▶ [WHAT YOU WILL DO] Reproduce each line bearing the word "kind".

--- start of DATASET RECORDS ---

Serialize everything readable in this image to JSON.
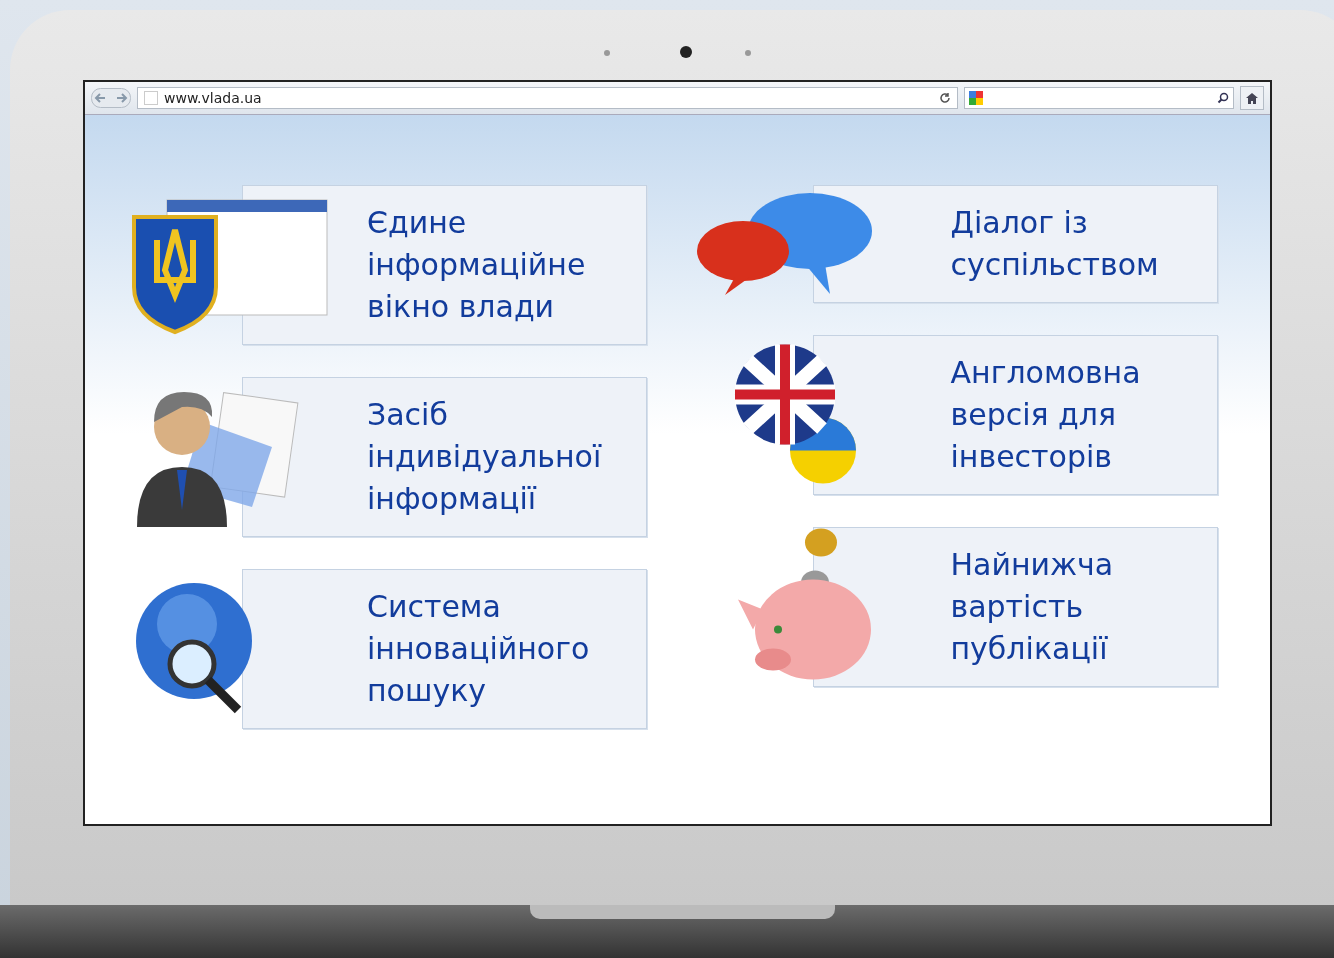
{
  "browser": {
    "url": "www.vlada.ua"
  },
  "columns": [
    {
      "tiles": [
        {
          "kind": "emblem",
          "lines": [
            "Єдине",
            "інформаційне",
            "вікно влади"
          ]
        },
        {
          "kind": "person",
          "lines": [
            "Засіб",
            "індивідуальної",
            "інформації"
          ]
        },
        {
          "kind": "globe",
          "lines": [
            "Система",
            "інноваційного",
            "пошуку"
          ]
        }
      ]
    },
    {
      "tiles": [
        {
          "kind": "chat",
          "lines": [
            "Діалог із",
            "суспільством"
          ]
        },
        {
          "kind": "flags",
          "lines": [
            "Англомовна",
            "версія для",
            "інвесторів"
          ]
        },
        {
          "kind": "piggy",
          "lines": [
            "Найнижча",
            "вартість",
            "публікації"
          ]
        }
      ]
    }
  ]
}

--- end of DATASET RECORDS ---

▶ [ANSWER TO THE EXERCISE]
          "kind": "emblem",
          "kind": "person",
          "kind": "globe",
          "kind": "chat",
          "kind": "flags",
          "kind": "piggy",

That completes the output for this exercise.